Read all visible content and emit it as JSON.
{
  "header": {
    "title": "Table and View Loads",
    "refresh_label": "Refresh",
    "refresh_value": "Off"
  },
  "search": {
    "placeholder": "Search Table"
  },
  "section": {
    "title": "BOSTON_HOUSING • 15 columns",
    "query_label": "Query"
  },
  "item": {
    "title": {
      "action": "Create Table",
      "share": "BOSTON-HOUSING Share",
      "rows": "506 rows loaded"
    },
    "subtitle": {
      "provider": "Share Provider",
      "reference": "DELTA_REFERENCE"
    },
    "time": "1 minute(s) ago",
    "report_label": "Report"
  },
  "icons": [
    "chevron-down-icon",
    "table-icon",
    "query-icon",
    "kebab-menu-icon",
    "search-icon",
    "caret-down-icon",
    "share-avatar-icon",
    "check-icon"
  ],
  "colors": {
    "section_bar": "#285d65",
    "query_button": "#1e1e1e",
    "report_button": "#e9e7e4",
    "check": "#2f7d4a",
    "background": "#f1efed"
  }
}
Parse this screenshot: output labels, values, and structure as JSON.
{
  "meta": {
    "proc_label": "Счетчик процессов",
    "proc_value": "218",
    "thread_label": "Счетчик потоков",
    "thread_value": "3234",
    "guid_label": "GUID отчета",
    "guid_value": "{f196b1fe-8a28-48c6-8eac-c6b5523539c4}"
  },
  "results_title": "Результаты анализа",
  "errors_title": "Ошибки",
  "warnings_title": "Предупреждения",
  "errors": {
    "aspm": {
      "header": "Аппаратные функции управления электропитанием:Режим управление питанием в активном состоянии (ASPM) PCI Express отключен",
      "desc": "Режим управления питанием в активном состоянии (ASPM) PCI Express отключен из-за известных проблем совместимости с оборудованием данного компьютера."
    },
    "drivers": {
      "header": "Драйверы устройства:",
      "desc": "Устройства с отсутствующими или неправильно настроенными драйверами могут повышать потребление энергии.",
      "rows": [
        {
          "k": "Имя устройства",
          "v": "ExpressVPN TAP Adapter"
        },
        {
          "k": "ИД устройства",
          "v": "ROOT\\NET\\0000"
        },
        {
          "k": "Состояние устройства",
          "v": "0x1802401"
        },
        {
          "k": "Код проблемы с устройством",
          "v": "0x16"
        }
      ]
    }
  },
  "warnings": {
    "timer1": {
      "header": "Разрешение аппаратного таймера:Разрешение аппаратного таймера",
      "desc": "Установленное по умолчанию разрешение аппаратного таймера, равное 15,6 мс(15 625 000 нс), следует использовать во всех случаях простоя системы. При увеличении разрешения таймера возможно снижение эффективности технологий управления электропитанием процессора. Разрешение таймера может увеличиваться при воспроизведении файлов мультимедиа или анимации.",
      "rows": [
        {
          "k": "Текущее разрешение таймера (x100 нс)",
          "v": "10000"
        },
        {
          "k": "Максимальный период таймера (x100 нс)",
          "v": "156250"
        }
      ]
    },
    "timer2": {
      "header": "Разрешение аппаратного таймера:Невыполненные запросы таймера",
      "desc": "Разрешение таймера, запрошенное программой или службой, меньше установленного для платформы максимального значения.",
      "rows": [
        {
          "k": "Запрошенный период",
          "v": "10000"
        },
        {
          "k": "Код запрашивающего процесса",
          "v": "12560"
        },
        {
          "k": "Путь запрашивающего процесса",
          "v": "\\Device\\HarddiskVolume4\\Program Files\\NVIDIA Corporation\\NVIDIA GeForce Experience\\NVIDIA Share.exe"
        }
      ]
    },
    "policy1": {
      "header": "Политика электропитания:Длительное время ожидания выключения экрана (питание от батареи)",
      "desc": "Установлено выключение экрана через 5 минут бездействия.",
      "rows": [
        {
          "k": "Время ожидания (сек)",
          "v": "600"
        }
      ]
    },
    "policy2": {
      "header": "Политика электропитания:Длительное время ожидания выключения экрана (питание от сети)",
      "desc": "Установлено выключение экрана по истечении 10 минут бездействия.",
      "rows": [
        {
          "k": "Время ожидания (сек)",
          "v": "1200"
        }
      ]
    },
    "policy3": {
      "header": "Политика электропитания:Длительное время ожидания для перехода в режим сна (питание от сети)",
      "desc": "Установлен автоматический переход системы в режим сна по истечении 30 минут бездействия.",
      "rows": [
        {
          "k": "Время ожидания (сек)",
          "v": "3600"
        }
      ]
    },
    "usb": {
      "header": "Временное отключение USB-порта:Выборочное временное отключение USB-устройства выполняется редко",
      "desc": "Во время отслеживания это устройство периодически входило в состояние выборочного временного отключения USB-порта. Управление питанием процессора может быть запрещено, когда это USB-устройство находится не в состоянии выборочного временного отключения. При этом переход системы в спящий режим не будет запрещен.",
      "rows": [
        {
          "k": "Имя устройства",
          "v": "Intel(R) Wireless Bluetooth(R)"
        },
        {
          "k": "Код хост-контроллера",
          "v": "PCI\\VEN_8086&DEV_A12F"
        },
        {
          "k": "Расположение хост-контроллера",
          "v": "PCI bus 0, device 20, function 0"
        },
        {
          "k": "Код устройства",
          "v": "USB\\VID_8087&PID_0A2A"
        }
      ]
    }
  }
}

## Problem description:
Send back every record, precisely as written.

## Correct output:
Read all visible content and emit it as JSON.
{
  "header": {
    "title": "Table and View Loads",
    "refresh_label": "Refresh",
    "refresh_value": "Off"
  },
  "search": {
    "placeholder": "Search Table"
  },
  "section": {
    "title": "BOSTON_HOUSING • 15 columns",
    "query_label": "Query"
  },
  "item": {
    "title": {
      "action": "Create Table",
      "share": "BOSTON-HOUSING Share",
      "rows": "506 rows loaded"
    },
    "subtitle": {
      "provider": "Share Provider",
      "reference": "DELTA_REFERENCE"
    },
    "time": "1 minute(s) ago",
    "report_label": "Report"
  },
  "icons": [
    "chevron-down-icon",
    "table-icon",
    "query-icon",
    "kebab-menu-icon",
    "search-icon",
    "caret-down-icon",
    "share-avatar-icon",
    "check-icon"
  ],
  "colors": {
    "section_bar": "#285d65",
    "query_button": "#1e1e1e",
    "report_button": "#e9e7e4",
    "check": "#2f7d4a",
    "background": "#f1efed"
  }
}
Parse this screenshot: output labels, values, and structure as JSON.
{
  "meta": {
    "proc_label": "Счетчик процессов",
    "proc_value": "218",
    "thread_label": "Счетчик потоков",
    "thread_value": "3234",
    "guid_label": "GUID отчета",
    "guid_value": "{f196b1fe-8a28-48c6-8eac-c6b5523539c4}"
  },
  "results_title": "Результаты анализа",
  "errors_title": "Ошибки",
  "warnings_title": "Предупреждения",
  "errors": {
    "aspm": {
      "header": "Аппаратные функции управления электропитанием:Режим управление питанием в активном состоянии (ASPM) PCI Express отключен",
      "desc": "Режим управления питанием в активном состоянии (ASPM) PCI Express отключен из-за известных проблем совместимости с оборудованием данного компьютера."
    },
    "drivers": {
      "header": "Драйверы устройства:",
      "desc": "Устройства с отсутствующими или неправильно настроенными драйверами могут повышать потребление энергии.",
      "rows": [
        {
          "k": "Имя устройства",
          "v": "ExpressVPN TAP Adapter"
        },
        {
          "k": "ИД устройства",
          "v": "ROOT\\NET\\0000"
        },
        {
          "k": "Состояние устройства",
          "v": "0x1802401"
        },
        {
          "k": "Код проблемы с устройством",
          "v": "0x16"
        }
      ]
    }
  },
  "warnings": {
    "timer1": {
      "header": "Разрешение аппаратного таймера:Разрешение аппаратного таймера",
      "desc": "Установленное по умолчанию разрешение аппаратного таймера, равное 15,6 мс(15 625 000 нс), следует использовать во всех случаях простоя системы. При увеличении разрешения таймера возможно снижение эффективности технологий управления электропитанием процессора. Разрешение таймера может увеличиваться при воспроизведении файлов мультимедиа или анимации.",
      "rows": [
        {
          "k": "Текущее разрешение таймера (x100 нс)",
          "v": "10000"
        },
        {
          "k": "Максимальный период таймера (x100 нс)",
          "v": "156250"
        }
      ]
    },
    "timer2": {
      "header": "Разрешение аппаратного таймера:Невыполненные запросы таймера",
      "desc": "Разрешение таймера, запрошенное программой или службой, меньше установленного для платформы максимального значения.",
      "rows": [
        {
          "k": "Запрошенный период",
          "v": "10000"
        },
        {
          "k": "Код запрашивающего процесса",
          "v": "12560"
        },
        {
          "k": "Путь запрашивающего процесса",
          "v": "\\Device\\HarddiskVolume4\\Program Files\\NVIDIA Corporation\\NVIDIA GeForce Experience\\NVIDIA Share.exe"
        }
      ]
    },
    "policy1": {
      "header": "Политика электропитания:Длительное время ожидания выключения экрана (питание от батареи)",
      "desc": "Установлено выключение экрана через 5 минут бездействия.",
      "rows": [
        {
          "k": "Время ожидания (сек)",
          "v": "600"
        }
      ]
    },
    "policy2": {
      "header": "Политика электропитания:Длительное время ожидания выключения экрана (питание от сети)",
      "desc": "Установлено выключение экрана по истечении 10 минут бездействия.",
      "rows": [
        {
          "k": "Время ожидания (сек)",
          "v": "1200"
        }
      ]
    },
    "policy3": {
      "header": "Политика электропитания:Длительное время ожидания для перехода в режим сна (питание от сети)",
      "desc": "Установлен автоматический переход системы в режим сна по истечении 30 минут бездействия.",
      "rows": [
        {
          "k": "Время ожидания (сек)",
          "v": "3600"
        }
      ]
    },
    "usb": {
      "header": "Временное отключение USB-порта:Выборочное временное отключение USB-устройства выполняется редко",
      "desc": "Во время отслеживания это устройство периодически входило в состояние выборочного временного отключения USB-порта. Управление питанием процессора может быть запрещено, когда это USB-устройство находится не в состоянии выборочного временного отключения. При этом переход системы в спящий режим не будет запрещен.",
      "rows": [
        {
          "k": "Имя устройства",
          "v": "Intel(R) Wireless Bluetooth(R)"
        },
        {
          "k": "Код хост-контроллера",
          "v": "PCI\\VEN_8086&DEV_A12F"
        },
        {
          "k": "Расположение хост-контроллера",
          "v": "PCI bus 0, device 20, function 0"
        },
        {
          "k": "Код устройства",
          "v": "USB\\VID_8087&PID_0A2A"
        }
      ]
    }
  }
}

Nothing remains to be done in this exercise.